◆ Data records
····················
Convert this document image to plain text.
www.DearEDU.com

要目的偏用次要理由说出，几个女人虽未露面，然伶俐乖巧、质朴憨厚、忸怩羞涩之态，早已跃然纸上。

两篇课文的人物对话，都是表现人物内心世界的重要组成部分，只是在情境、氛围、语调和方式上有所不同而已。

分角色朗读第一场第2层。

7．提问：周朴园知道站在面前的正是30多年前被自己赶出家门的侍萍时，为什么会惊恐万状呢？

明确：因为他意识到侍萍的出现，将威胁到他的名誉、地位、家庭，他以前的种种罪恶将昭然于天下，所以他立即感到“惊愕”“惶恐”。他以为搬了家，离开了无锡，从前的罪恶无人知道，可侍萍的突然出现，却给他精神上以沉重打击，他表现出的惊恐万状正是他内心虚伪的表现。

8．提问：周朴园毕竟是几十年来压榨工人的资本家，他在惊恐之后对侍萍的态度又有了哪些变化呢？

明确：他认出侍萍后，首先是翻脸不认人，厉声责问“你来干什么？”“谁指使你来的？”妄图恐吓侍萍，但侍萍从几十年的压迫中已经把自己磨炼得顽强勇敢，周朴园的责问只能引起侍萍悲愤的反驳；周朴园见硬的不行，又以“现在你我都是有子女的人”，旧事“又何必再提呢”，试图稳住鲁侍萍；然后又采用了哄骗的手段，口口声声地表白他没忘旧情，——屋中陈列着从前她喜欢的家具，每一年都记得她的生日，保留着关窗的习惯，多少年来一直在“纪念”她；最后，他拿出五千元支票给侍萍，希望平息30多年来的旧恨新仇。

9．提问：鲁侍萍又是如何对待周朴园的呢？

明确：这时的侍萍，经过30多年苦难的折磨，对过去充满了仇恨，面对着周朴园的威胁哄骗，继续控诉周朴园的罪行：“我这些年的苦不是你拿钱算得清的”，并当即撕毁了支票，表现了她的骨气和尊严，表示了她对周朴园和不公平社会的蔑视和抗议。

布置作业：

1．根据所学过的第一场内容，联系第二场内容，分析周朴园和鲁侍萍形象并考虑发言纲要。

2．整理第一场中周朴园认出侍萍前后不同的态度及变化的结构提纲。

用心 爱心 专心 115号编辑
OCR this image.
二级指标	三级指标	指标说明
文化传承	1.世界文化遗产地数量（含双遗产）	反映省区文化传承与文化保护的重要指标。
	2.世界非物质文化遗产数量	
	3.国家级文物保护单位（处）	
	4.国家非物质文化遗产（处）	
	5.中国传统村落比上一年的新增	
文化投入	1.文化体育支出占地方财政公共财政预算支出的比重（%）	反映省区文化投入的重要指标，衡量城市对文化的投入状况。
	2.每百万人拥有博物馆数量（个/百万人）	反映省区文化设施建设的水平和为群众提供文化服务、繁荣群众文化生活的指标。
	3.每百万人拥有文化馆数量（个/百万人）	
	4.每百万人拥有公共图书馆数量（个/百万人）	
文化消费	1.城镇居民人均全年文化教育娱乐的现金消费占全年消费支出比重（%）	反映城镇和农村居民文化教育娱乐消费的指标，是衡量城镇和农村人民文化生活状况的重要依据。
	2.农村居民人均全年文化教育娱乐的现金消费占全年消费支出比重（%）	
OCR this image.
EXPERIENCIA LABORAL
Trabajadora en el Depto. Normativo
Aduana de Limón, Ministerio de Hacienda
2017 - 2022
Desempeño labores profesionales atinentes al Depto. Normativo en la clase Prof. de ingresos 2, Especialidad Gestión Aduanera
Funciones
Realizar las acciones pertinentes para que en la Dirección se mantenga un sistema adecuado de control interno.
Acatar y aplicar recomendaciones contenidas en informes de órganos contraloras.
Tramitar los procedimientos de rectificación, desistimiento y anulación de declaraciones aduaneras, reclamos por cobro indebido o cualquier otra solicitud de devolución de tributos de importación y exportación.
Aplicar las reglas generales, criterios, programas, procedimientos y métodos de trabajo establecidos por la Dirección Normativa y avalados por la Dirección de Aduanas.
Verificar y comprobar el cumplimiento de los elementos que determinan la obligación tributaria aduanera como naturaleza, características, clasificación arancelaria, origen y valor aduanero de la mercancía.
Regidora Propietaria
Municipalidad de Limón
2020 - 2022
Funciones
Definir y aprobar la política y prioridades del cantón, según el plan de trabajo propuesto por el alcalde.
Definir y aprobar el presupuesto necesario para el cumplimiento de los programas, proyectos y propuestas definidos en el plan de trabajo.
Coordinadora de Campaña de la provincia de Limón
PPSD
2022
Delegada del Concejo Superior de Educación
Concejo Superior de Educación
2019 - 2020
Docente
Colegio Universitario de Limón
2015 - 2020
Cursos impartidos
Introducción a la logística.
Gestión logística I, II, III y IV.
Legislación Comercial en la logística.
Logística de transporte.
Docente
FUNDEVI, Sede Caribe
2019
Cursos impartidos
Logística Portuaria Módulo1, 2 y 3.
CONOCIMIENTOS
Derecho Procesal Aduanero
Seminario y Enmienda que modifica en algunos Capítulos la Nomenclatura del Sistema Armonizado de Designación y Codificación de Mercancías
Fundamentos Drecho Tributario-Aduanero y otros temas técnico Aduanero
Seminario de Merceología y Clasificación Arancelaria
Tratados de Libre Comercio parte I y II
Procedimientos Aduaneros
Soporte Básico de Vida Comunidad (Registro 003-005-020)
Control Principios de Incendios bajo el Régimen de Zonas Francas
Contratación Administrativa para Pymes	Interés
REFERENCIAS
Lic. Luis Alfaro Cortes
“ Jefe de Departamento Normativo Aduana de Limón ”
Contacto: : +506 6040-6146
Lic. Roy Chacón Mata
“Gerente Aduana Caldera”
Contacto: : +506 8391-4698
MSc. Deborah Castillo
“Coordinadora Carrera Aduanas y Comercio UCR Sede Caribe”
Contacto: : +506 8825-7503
····················
◆ Task prompt
Retype all the material above precisely, with no line left out.

◆ Final result
Convert this document image to plain text.
www.DearEDU.com

要目的偏用次要理由说出，几个女人虽未露面，然伶俐乖巧、质朴憨厚、忸怩羞涩之态，早已跃然纸上。

两篇课文的人物对话，都是表现人物内心世界的重要组成部分，只是在情境、氛围、语调和方式上有所不同而已。

分角色朗读第一场第2层。

7．提问：周朴园知道站在面前的正是30多年前被自己赶出家门的侍萍时，为什么会惊恐万状呢？

明确：因为他意识到侍萍的出现，将威胁到他的名誉、地位、家庭，他以前的种种罪恶将昭然于天下，所以他立即感到“惊愕”“惶恐”。他以为搬了家，离开了无锡，从前的罪恶无人知道，可侍萍的突然出现，却给他精神上以沉重打击，他表现出的惊恐万状正是他内心虚伪的表现。

8．提问：周朴园毕竟是几十年来压榨工人的资本家，他在惊恐之后对侍萍的态度又有了哪些变化呢？

明确：他认出侍萍后，首先是翻脸不认人，厉声责问“你来干什么？”“谁指使你来的？”妄图恐吓侍萍，但侍萍从几十年的压迫中已经把自己磨炼得顽强勇敢，周朴园的责问只能引起侍萍悲愤的反驳；周朴园见硬的不行，又以“现在你我都是有子女的人”，旧事“又何必再提呢”，试图稳住鲁侍萍；然后又采用了哄骗的手段，口口声声地表白他没忘旧情，——屋中陈列着从前她喜欢的家具，每一年都记得她的生日，保留着关窗的习惯，多少年来一直在“纪念”她；最后，他拿出五千元支票给侍萍，希望平息30多年来的旧恨新仇。

9．提问：鲁侍萍又是如何对待周朴园的呢？

明确：这时的侍萍，经过30多年苦难的折磨，对过去充满了仇恨，面对着周朴园的威胁哄骗，继续控诉周朴园的罪行：“我这些年的苦不是你拿钱算得清的”，并当即撕毁了支票，表现了她的骨气和尊严，表示了她对周朴园和不公平社会的蔑视和抗议。

布置作业：

1．根据所学过的第一场内容，联系第二场内容，分析周朴园和鲁侍萍形象并考虑发言纲要。

2．整理第一场中周朴园认出侍萍前后不同的态度及变化的结构提纲。

用心 爱心 专心 115号编辑
OCR this image.
二级指标	三级指标	指标说明
文化传承	1.世界文化遗产地数量（含双遗产）	反映省区文化传承与文化保护的重要指标。
	2.世界非物质文化遗产数量	
	3.国家级文物保护单位（处）	
	4.国家非物质文化遗产（处）	
	5.中国传统村落比上一年的新增	
文化投入	1.文化体育支出占地方财政公共财政预算支出的比重（%）	反映省区文化投入的重要指标，衡量城市对文化的投入状况。
	2.每百万人拥有博物馆数量（个/百万人）	反映省区文化设施建设的水平和为群众提供文化服务、繁荣群众文化生活的指标。
	3.每百万人拥有文化馆数量（个/百万人）	
	4.每百万人拥有公共图书馆数量（个/百万人）	
文化消费	1.城镇居民人均全年文化教育娱乐的现金消费占全年消费支出比重（%）	反映城镇和农村居民文化教育娱乐消费的指标，是衡量城镇和农村人民文化生活状况的重要依据。
	2.农村居民人均全年文化教育娱乐的现金消费占全年消费支出比重（%）	
OCR this image.
EXPERIENCIA LABORAL
Trabajadora en el Depto. Normativo
Aduana de Limón, Ministerio de Hacienda
2017 - 2022
Desempeño labores profesionales atinentes al Depto. Normativo en la clase Prof. de ingresos 2, Especialidad Gestión Aduanera
Funciones
Realizar las acciones pertinentes para que en la Dirección se mantenga un sistema adecuado de control interno.
Acatar y aplicar recomendaciones contenidas en informes de órganos contraloras.
Tramitar los procedimientos de rectificación, desistimiento y anulación de declaraciones aduaneras, reclamos por cobro indebido o cualquier otra solicitud de devolución de tributos de importación y exportación.
Aplicar las reglas generales, criterios, programas, procedimientos y métodos de trabajo establecidos por la Dirección Normativa y avalados por la Dirección de Aduanas.
Verificar y comprobar el cumplimiento de los elementos que determinan la obligación tributaria aduanera como naturaleza, características, clasificación arancelaria, origen y valor aduanero de la mercancía.
Regidora Propietaria
Municipalidad de Limón
2020 - 2022
Funciones
Definir y aprobar la política y prioridades del cantón, según el plan de trabajo propuesto por el alcalde.
Definir y aprobar el presupuesto necesario para el cumplimiento de los programas, proyectos y propuestas definidos en el plan de trabajo.
Coordinadora de Campaña de la provincia de Limón
PPSD
2022
Delegada del Concejo Superior de Educación
Concejo Superior de Educación
2019 - 2020
Docente
Colegio Universitario de Limón
2015 - 2020
Cursos impartidos
Introducción a la logística.
Gestión logística I, II, III y IV.
Legislación Comercial en la logística.
Logística de transporte.
Docente
FUNDEVI, Sede Caribe
2019
Cursos impartidos
Logística Portuaria Módulo1, 2 y 3.
CONOCIMIENTOS
Derecho Procesal Aduanero
Seminario y Enmienda que modifica en algunos Capítulos la Nomenclatura del Sistema Armonizado de Designación y Codificación de Mercancías
Fundamentos Drecho Tributario-Aduanero y otros temas técnico Aduanero
Seminario de Merceología y Clasificación Arancelaria
Tratados de Libre Comercio parte I y II
Procedimientos Aduaneros
Soporte Básico de Vida Comunidad (Registro 003-005-020)
Control Principios de Incendios bajo el Régimen de Zonas Francas
Contratación Administrativa para Pymes	Interés
REFERENCIAS
Lic. Luis Alfaro Cortes
“ Jefe de Departamento Normativo Aduana de Limón ”
Contacto: : +506 6040-6146
Lic. Roy Chacón Mata
“Gerente Aduana Caldera”
Contacto: : +506 8391-4698
MSc. Deborah Castillo
“Coordinadora Carrera Aduanas y Comercio UCR Sede Caribe”
Contacto: : +506 8825-7503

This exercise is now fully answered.